> [WRITTEN TASK] Look through the data for the string "JSON". Copy every line where it is found.

___ MATERIAL SUPPLIED ___

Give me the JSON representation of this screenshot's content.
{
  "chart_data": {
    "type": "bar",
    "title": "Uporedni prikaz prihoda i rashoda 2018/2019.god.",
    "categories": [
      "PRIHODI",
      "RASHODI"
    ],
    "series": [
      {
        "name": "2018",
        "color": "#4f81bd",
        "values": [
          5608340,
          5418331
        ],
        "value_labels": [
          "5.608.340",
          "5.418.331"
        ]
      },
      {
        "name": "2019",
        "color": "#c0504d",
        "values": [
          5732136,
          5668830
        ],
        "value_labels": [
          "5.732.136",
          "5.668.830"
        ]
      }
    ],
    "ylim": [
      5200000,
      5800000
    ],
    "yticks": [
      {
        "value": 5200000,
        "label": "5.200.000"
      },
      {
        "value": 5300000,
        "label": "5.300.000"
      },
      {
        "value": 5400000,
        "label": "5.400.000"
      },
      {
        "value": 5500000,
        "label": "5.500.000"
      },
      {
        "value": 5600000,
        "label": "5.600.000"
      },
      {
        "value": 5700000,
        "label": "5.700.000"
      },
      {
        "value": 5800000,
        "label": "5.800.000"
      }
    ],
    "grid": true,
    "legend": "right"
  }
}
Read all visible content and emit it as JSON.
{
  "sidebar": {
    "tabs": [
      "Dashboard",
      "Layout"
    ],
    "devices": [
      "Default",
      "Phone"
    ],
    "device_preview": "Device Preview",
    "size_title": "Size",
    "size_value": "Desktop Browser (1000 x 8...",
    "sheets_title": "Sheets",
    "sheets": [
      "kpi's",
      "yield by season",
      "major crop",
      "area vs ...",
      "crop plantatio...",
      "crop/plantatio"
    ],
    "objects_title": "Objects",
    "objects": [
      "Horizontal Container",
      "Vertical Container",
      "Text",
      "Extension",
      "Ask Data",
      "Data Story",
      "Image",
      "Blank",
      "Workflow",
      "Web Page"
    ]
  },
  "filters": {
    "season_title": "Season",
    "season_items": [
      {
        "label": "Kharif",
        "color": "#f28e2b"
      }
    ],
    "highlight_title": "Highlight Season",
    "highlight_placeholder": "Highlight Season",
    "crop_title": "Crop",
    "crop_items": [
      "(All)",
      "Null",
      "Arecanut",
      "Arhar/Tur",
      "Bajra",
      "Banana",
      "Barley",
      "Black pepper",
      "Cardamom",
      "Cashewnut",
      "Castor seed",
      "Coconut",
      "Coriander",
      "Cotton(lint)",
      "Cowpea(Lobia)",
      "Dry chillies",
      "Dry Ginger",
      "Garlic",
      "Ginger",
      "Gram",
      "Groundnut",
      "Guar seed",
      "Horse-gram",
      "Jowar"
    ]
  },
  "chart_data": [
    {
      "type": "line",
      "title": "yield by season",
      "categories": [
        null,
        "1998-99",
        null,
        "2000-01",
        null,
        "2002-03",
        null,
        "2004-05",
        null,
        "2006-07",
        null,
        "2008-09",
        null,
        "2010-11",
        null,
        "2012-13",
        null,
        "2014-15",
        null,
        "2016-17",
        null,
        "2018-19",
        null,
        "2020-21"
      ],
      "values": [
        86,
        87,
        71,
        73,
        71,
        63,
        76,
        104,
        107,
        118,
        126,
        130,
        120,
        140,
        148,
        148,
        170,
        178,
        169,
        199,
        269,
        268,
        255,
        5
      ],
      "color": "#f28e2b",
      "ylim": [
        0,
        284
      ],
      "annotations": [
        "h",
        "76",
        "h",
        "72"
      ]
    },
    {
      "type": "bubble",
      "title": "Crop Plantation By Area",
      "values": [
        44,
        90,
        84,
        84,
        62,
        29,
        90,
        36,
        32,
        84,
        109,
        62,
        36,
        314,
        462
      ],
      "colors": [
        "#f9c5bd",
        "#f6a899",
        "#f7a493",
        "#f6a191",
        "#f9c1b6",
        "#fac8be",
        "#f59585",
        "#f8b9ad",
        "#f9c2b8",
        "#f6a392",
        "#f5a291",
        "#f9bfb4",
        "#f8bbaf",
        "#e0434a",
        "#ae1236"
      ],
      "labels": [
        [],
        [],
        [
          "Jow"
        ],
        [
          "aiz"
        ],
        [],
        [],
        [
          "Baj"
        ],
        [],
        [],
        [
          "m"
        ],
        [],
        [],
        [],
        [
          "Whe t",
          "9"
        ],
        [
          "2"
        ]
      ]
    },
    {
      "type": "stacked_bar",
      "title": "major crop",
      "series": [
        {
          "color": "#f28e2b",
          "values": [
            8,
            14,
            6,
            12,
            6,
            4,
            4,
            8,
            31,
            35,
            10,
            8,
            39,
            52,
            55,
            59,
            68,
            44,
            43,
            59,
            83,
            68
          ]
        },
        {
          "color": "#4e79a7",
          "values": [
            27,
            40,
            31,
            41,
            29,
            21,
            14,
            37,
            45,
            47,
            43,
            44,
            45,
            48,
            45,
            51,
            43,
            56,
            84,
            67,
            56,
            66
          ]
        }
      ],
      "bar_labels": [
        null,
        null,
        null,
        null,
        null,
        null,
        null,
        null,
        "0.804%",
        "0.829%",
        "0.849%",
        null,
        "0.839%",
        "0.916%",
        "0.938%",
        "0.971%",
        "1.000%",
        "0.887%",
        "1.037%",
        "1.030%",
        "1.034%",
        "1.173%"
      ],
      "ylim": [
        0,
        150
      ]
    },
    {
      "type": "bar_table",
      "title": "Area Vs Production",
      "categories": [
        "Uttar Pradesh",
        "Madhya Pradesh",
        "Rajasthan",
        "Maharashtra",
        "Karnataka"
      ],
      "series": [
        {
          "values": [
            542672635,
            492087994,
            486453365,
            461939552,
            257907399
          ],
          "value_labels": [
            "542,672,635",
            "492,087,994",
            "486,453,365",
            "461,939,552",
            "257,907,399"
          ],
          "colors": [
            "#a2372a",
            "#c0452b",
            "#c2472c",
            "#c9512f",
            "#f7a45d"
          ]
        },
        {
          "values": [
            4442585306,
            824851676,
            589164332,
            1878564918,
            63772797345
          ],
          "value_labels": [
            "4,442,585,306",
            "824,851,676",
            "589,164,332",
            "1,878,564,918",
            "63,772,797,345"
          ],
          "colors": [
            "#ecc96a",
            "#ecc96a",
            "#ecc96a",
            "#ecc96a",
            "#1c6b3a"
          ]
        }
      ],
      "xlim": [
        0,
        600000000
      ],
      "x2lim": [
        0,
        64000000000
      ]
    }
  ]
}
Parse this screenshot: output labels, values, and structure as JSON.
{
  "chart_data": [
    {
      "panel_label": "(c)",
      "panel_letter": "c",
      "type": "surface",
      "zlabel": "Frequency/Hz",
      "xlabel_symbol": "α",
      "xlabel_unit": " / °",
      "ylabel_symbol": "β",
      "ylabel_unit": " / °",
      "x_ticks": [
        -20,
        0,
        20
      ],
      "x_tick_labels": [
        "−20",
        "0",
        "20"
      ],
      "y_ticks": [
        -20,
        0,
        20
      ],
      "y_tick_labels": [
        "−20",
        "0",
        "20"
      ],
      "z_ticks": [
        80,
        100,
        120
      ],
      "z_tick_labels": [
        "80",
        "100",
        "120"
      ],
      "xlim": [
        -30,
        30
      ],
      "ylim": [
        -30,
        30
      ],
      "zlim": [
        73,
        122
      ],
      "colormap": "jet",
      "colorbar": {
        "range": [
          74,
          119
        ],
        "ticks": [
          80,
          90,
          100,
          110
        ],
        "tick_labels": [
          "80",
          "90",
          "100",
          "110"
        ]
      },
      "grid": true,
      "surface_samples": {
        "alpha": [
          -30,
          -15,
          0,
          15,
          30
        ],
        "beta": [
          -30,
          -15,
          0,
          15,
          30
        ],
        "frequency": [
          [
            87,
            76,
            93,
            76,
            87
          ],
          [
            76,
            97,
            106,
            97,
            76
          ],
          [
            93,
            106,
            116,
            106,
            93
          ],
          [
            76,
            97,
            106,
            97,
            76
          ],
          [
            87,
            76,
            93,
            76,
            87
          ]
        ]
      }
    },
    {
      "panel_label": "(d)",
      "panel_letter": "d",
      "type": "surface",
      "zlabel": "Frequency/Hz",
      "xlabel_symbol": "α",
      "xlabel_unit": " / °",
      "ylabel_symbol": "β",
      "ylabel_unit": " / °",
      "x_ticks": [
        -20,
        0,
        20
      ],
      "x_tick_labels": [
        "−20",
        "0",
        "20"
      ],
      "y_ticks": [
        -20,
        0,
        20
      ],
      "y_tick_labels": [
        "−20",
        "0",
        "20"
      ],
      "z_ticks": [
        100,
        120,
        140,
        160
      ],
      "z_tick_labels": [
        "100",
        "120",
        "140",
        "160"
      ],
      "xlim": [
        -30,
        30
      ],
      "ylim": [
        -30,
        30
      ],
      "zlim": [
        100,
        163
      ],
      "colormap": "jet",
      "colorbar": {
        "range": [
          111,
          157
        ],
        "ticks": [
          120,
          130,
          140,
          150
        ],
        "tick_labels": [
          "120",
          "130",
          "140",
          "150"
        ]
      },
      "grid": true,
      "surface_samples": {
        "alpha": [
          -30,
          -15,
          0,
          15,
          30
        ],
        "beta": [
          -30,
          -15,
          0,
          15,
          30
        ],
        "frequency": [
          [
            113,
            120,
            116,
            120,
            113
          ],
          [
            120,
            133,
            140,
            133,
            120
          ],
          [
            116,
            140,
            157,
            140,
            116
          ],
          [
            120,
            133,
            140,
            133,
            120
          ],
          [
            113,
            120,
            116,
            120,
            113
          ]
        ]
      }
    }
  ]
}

___

> [THE REPLY]
Give me the JSON representation of this screenshot's content.
Read all visible content and emit it as JSON.
Parse this screenshot: output labels, values, and structure as JSON.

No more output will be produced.